- _What to do_
Copy all lines of the listing that include the string "eval".

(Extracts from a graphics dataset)
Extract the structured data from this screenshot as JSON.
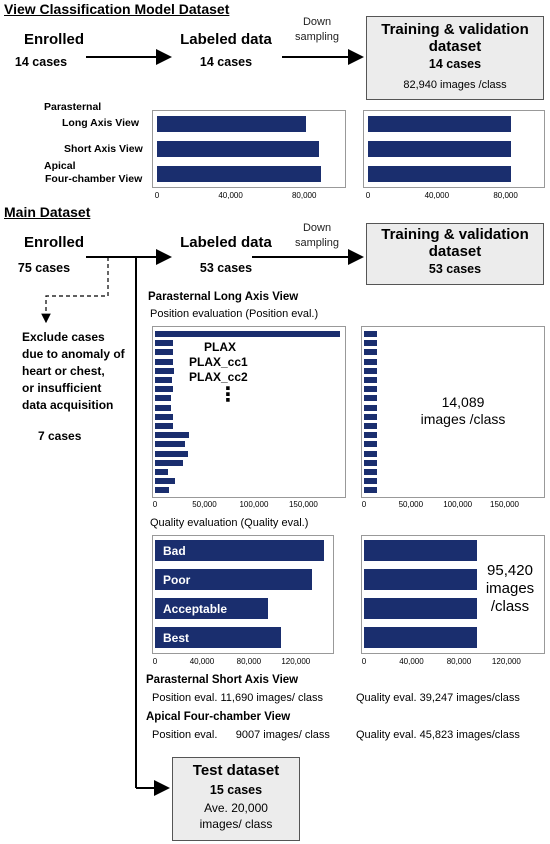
{
  "view_section": {
    "title": "View Classification Model Dataset",
    "enrolled": {
      "label": "Enrolled",
      "count": "14 cases"
    },
    "labeled": {
      "label": "Labeled data",
      "count": "14 cases"
    },
    "down_sampling": [
      "Down",
      "sampling"
    ],
    "training": {
      "title": [
        "Training & validation",
        "dataset"
      ],
      "count": "14 cases",
      "images": "82,940 images /class"
    },
    "category_labels": [
      [
        "Parasternal",
        "Long Axis View"
      ],
      [
        "Short Axis View"
      ],
      [
        "Apical",
        "Four-chamber View"
      ]
    ]
  },
  "main_section": {
    "title": "Main Dataset",
    "enrolled": {
      "label": "Enrolled",
      "count": "75 cases"
    },
    "labeled": {
      "label": "Labeled data",
      "count": "53 cases"
    },
    "down_sampling": [
      "Down",
      "sampling"
    ],
    "training": {
      "title": [
        "Training & validation",
        "dataset"
      ],
      "count": "53 cases"
    },
    "exclude": {
      "lines": [
        "Exclude cases",
        "due to anomaly of",
        "heart or chest,",
        "or insufficient",
        "data acquisition"
      ],
      "count": "7 cases"
    },
    "plax_title": "Parasternal Long Axis View",
    "position_subtitle": "Position evaluation (Position eval.)",
    "plax_callouts": [
      "PLAX",
      "PLAX_cc1",
      "PLAX_cc2"
    ],
    "ellipsis": "⋮",
    "position_after": [
      "14,089",
      "images /class"
    ],
    "quality_subtitle": "Quality evaluation (Quality eval.)",
    "quality_after": [
      "95,420",
      "images",
      "/class"
    ],
    "psax_title": "Parasternal Short Axis View",
    "psax_line": {
      "position": "Position eval. 11,690 images/ class",
      "quality": "Quality eval. 39,247 images/class"
    },
    "a4c_title": "Apical Four-chamber View",
    "a4c_line": {
      "position": "Position eval.      9007 images/ class",
      "quality": "Quality eval. 45,823 images/class"
    },
    "test": {
      "title": "Test dataset",
      "count": "15 cases",
      "images": [
        "Ave. 20,000",
        "images/ class"
      ]
    }
  },
  "chart_data": [
    {
      "type": "bar",
      "orientation": "horizontal",
      "series": [
        {
          "values": [
            81000,
            88000,
            89000
          ]
        }
      ],
      "categories": [
        "Parasternal Long Axis View",
        "Short Axis View",
        "Apical Four-chamber View"
      ],
      "xlim": [
        0,
        100000
      ],
      "xticks": [
        "0",
        "40,000",
        "80,000"
      ],
      "xtick_values": [
        0,
        40000,
        80000
      ]
    },
    {
      "type": "bar",
      "orientation": "horizontal",
      "series": [
        {
          "values": [
            82940,
            82940,
            82940
          ]
        }
      ],
      "categories": [
        "Parasternal Long Axis View",
        "Short Axis View",
        "Apical Four-chamber View"
      ],
      "xlim": [
        0,
        100000
      ],
      "xticks": [
        "0",
        "40,000",
        "80,000"
      ],
      "xtick_values": [
        0,
        40000,
        80000
      ]
    },
    {
      "type": "bar",
      "orientation": "horizontal",
      "series": [
        {
          "values": [
            187000,
            18000,
            18000,
            18000,
            19000,
            17000,
            18000,
            16000,
            16000,
            18000,
            18000,
            34000,
            30000,
            33000,
            28000,
            13000,
            20000,
            14000
          ]
        }
      ],
      "xlim": [
        0,
        190000
      ],
      "xticks": [
        "0",
        "50,000",
        "100,000",
        "150,000"
      ],
      "xtick_values": [
        0,
        50000,
        100000,
        150000
      ]
    },
    {
      "type": "bar",
      "orientation": "horizontal",
      "series": [
        {
          "values": [
            14089,
            14089,
            14089,
            14089,
            14089,
            14089,
            14089,
            14089,
            14089,
            14089,
            14089,
            14089,
            14089,
            14089,
            14089,
            14089,
            14089,
            14089
          ]
        }
      ],
      "xlim": [
        0,
        190000
      ],
      "xticks": [
        "0",
        "50,000",
        "100,000",
        "150,000"
      ],
      "xtick_values": [
        0,
        50000,
        100000,
        150000
      ]
    },
    {
      "type": "bar",
      "orientation": "horizontal",
      "categories": [
        "Bad",
        "Poor",
        "Acceptable",
        "Best"
      ],
      "series": [
        {
          "values": [
            144000,
            134000,
            96000,
            107000
          ]
        }
      ],
      "xlim": [
        0,
        150000
      ],
      "xticks": [
        "0",
        "40,000",
        "80,000",
        "120,000"
      ],
      "xtick_values": [
        0,
        40000,
        80000,
        120000
      ]
    },
    {
      "type": "bar",
      "orientation": "horizontal",
      "categories": [
        "Bad",
        "Poor",
        "Acceptable",
        "Best"
      ],
      "series": [
        {
          "values": [
            95420,
            95420,
            95420,
            95420
          ]
        }
      ],
      "xlim": [
        0,
        150000
      ],
      "xticks": [
        "0",
        "40,000",
        "80,000",
        "120,000"
      ],
      "xtick_values": [
        0,
        40000,
        80000,
        120000
      ]
    }
  ]
}
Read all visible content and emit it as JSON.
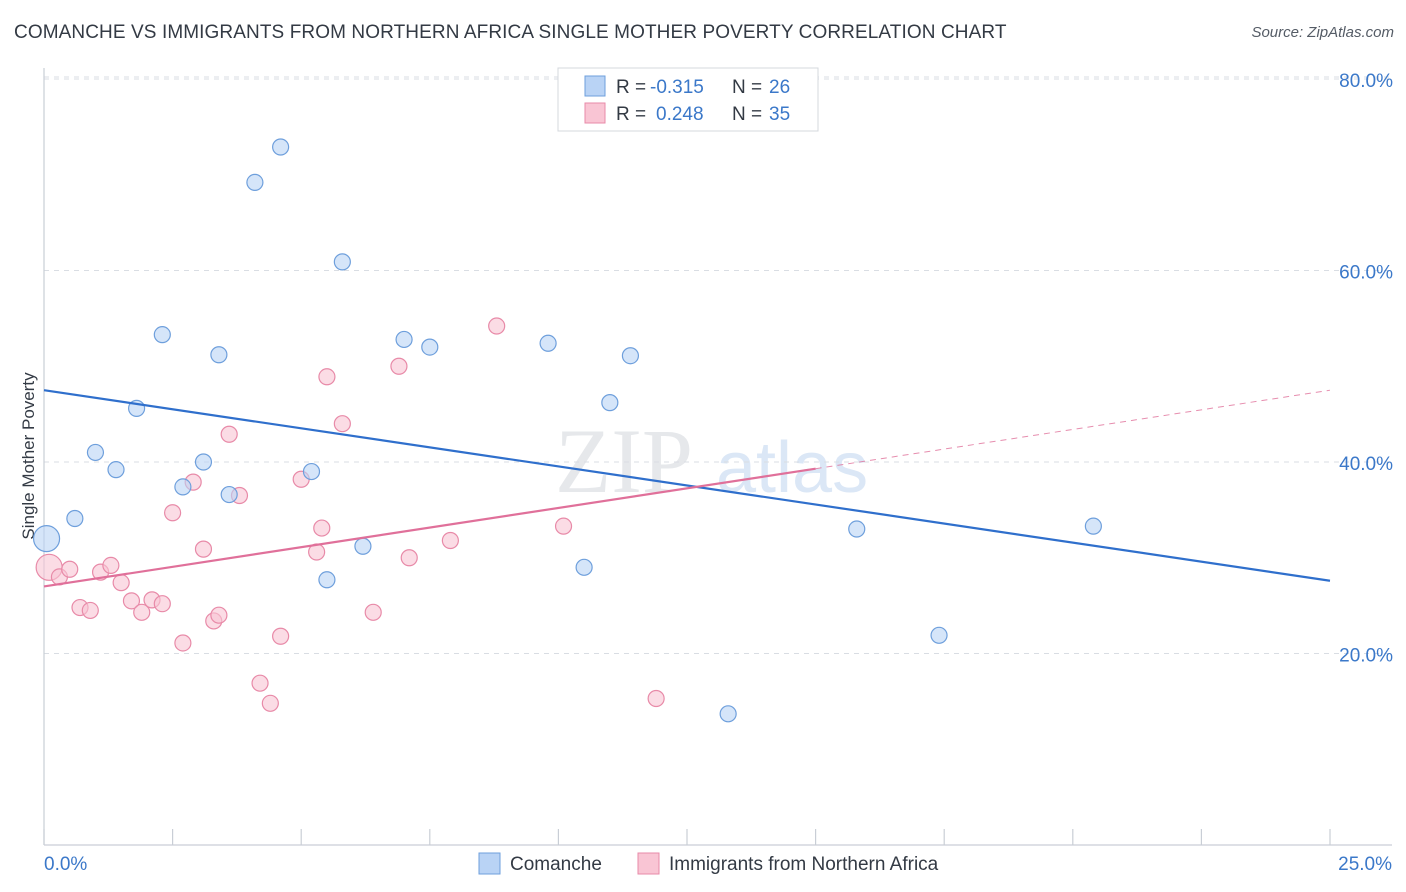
{
  "header": {
    "title": "COMANCHE VS IMMIGRANTS FROM NORTHERN AFRICA SINGLE MOTHER POVERTY CORRELATION CHART",
    "source": "Source: ZipAtlas.com"
  },
  "legend_top": {
    "rows": [
      {
        "r_label": "R = ",
        "r_value": "-0.315",
        "n_label": "N = ",
        "n_value": "26"
      },
      {
        "r_label": "R = ",
        "r_value": "0.248",
        "n_label": "N = ",
        "n_value": "35"
      }
    ]
  },
  "watermark": {
    "zip": "ZIP",
    "atlas": "atlas"
  },
  "colors": {
    "comanche_fill": "#b9d3f5",
    "comanche_stroke": "#6e9fdc",
    "comanche_line": "#2f6fcc",
    "immigrants_fill": "#f9c5d4",
    "immigrants_stroke": "#e88aa8",
    "immigrants_line": "#e0709a",
    "grid": "#d9dde3",
    "tick_text": "#3b78c9"
  },
  "chart_data": {
    "type": "scatter",
    "title": "COMANCHE VS IMMIGRANTS FROM NORTHERN AFRICA SINGLE MOTHER POVERTY CORRELATION CHART",
    "xlabel": "",
    "ylabel": "Single Mother Poverty",
    "xlim": [
      0,
      25
    ],
    "ylim": [
      0,
      80
    ],
    "x_tick_labels": [
      "0.0%",
      "25.0%"
    ],
    "y_ticks": [
      20,
      40,
      60,
      80
    ],
    "y_tick_labels": [
      "20.0%",
      "40.0%",
      "60.0%",
      "80.0%"
    ],
    "legend": [
      "Comanche",
      "Immigrants from Northern Africa"
    ],
    "series": [
      {
        "name": "Comanche",
        "r": -0.315,
        "n": 26,
        "trend": {
          "x": [
            0,
            25
          ],
          "y": [
            47.5,
            27.6
          ]
        },
        "points": [
          {
            "x": 0.05,
            "y": 32.0,
            "big": true
          },
          {
            "x": 0.6,
            "y": 34.1
          },
          {
            "x": 1.0,
            "y": 41.0
          },
          {
            "x": 1.4,
            "y": 39.2
          },
          {
            "x": 1.8,
            "y": 45.6
          },
          {
            "x": 2.3,
            "y": 53.3
          },
          {
            "x": 2.7,
            "y": 37.4
          },
          {
            "x": 3.1,
            "y": 40.0
          },
          {
            "x": 3.4,
            "y": 51.2
          },
          {
            "x": 3.6,
            "y": 36.6
          },
          {
            "x": 4.1,
            "y": 69.2
          },
          {
            "x": 4.6,
            "y": 72.9
          },
          {
            "x": 5.2,
            "y": 39.0
          },
          {
            "x": 5.5,
            "y": 27.7
          },
          {
            "x": 5.8,
            "y": 60.9
          },
          {
            "x": 6.2,
            "y": 31.2
          },
          {
            "x": 7.0,
            "y": 52.8
          },
          {
            "x": 7.5,
            "y": 52.0
          },
          {
            "x": 9.8,
            "y": 52.4
          },
          {
            "x": 10.5,
            "y": 29.0
          },
          {
            "x": 11.0,
            "y": 46.2
          },
          {
            "x": 11.4,
            "y": 51.1
          },
          {
            "x": 13.3,
            "y": 13.7
          },
          {
            "x": 15.8,
            "y": 33.0
          },
          {
            "x": 17.4,
            "y": 21.9
          },
          {
            "x": 20.4,
            "y": 33.3
          }
        ]
      },
      {
        "name": "Immigrants from Northern Africa",
        "r": 0.248,
        "n": 35,
        "trend": {
          "x": [
            0,
            15
          ],
          "y": [
            27.0,
            39.3
          ]
        },
        "trend_dashed": {
          "x": [
            15,
            25
          ],
          "y": [
            39.3,
            47.5
          ]
        },
        "points": [
          {
            "x": 0.1,
            "y": 29.0,
            "big": true
          },
          {
            "x": 0.3,
            "y": 28.0
          },
          {
            "x": 0.5,
            "y": 28.8
          },
          {
            "x": 0.7,
            "y": 24.8
          },
          {
            "x": 0.9,
            "y": 24.5
          },
          {
            "x": 1.1,
            "y": 28.5
          },
          {
            "x": 1.3,
            "y": 29.2
          },
          {
            "x": 1.5,
            "y": 27.4
          },
          {
            "x": 1.7,
            "y": 25.5
          },
          {
            "x": 1.9,
            "y": 24.3
          },
          {
            "x": 2.1,
            "y": 25.6
          },
          {
            "x": 2.3,
            "y": 25.2
          },
          {
            "x": 2.5,
            "y": 34.7
          },
          {
            "x": 2.7,
            "y": 21.1
          },
          {
            "x": 2.9,
            "y": 37.9
          },
          {
            "x": 3.1,
            "y": 30.9
          },
          {
            "x": 3.3,
            "y": 23.4
          },
          {
            "x": 3.4,
            "y": 24.0
          },
          {
            "x": 3.6,
            "y": 42.9
          },
          {
            "x": 3.8,
            "y": 36.5
          },
          {
            "x": 4.2,
            "y": 16.9
          },
          {
            "x": 4.4,
            "y": 14.8
          },
          {
            "x": 4.6,
            "y": 21.8
          },
          {
            "x": 5.0,
            "y": 38.2
          },
          {
            "x": 5.3,
            "y": 30.6
          },
          {
            "x": 5.4,
            "y": 33.1
          },
          {
            "x": 5.5,
            "y": 48.9
          },
          {
            "x": 5.8,
            "y": 44.0
          },
          {
            "x": 6.4,
            "y": 24.3
          },
          {
            "x": 6.9,
            "y": 50.0
          },
          {
            "x": 7.1,
            "y": 30.0
          },
          {
            "x": 7.9,
            "y": 31.8
          },
          {
            "x": 8.8,
            "y": 54.2
          },
          {
            "x": 10.1,
            "y": 33.3
          },
          {
            "x": 11.9,
            "y": 15.3
          }
        ]
      }
    ]
  }
}
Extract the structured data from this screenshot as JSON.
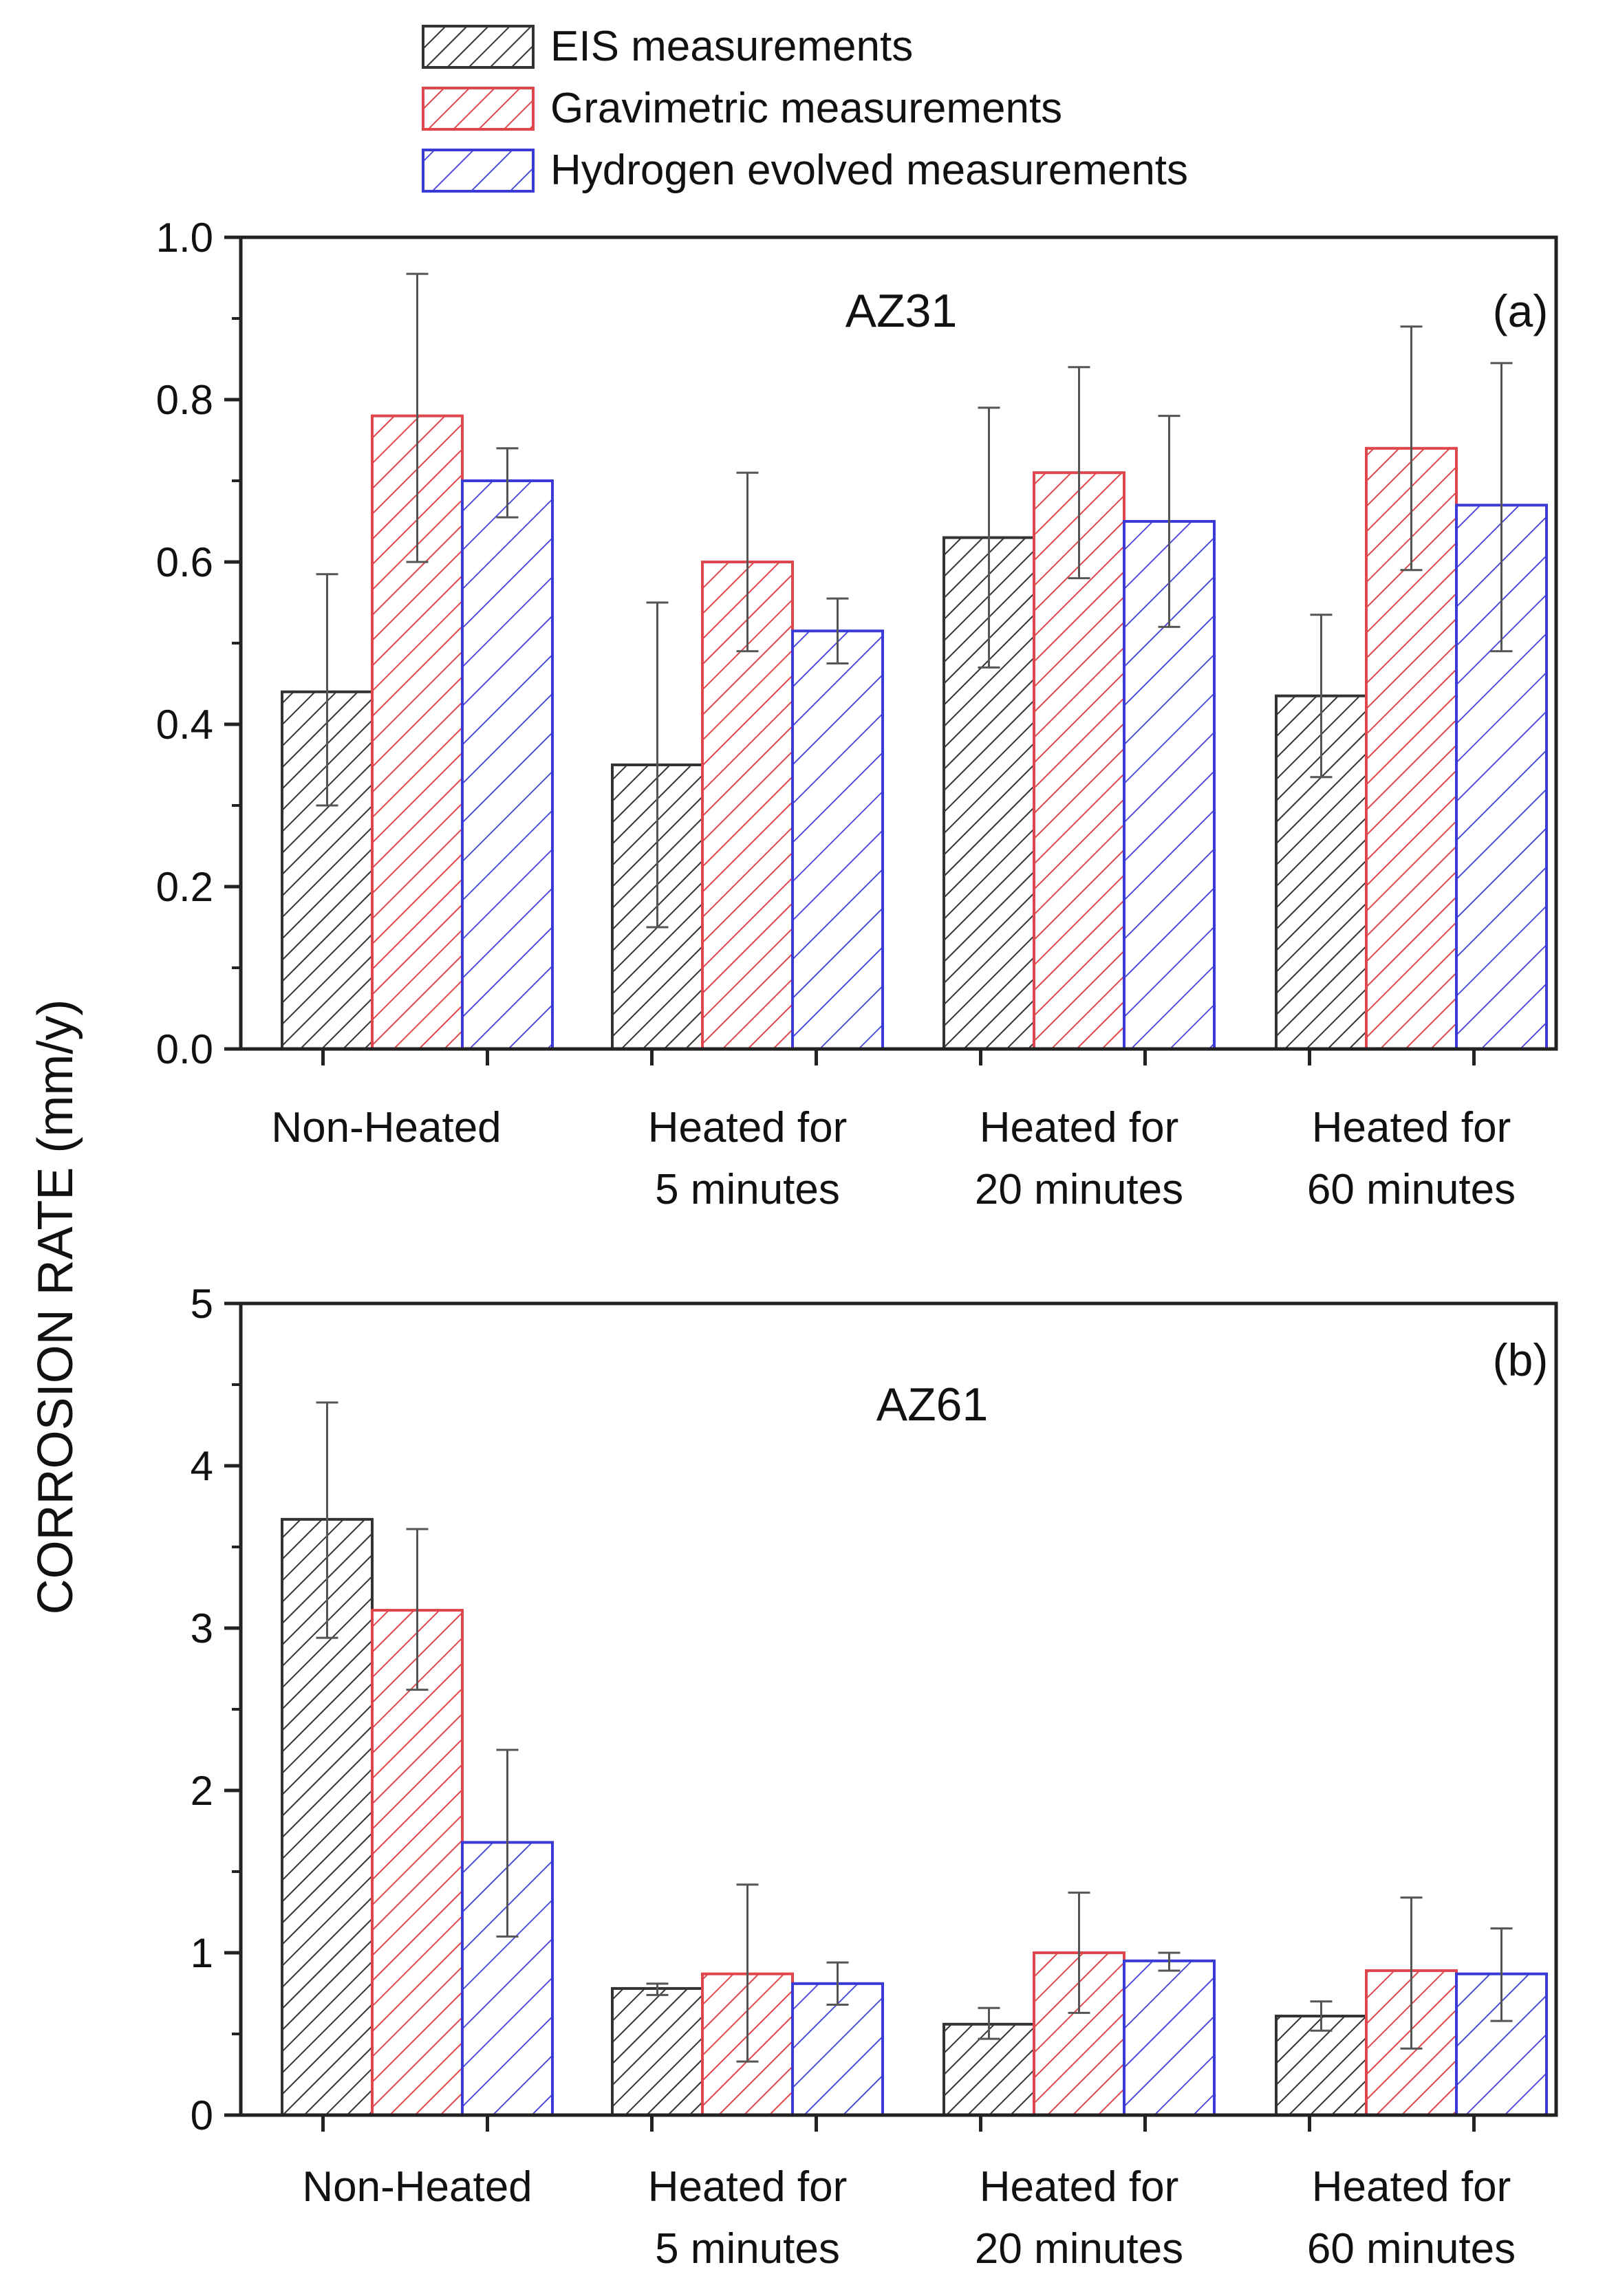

- _Written response_
    "position_subtitle": "Position evaluation (Position eval.)",
    "quality_subtitle": "Quality evaluation (Quality eval.)",
      "position": "Position eval. 11,690 images/ class",
      "quality": "Quality eval. 39,247 images/class"
      "position": "Position eval.      9007 images/ class",
      "quality": "Quality eval. 45,823 images/class"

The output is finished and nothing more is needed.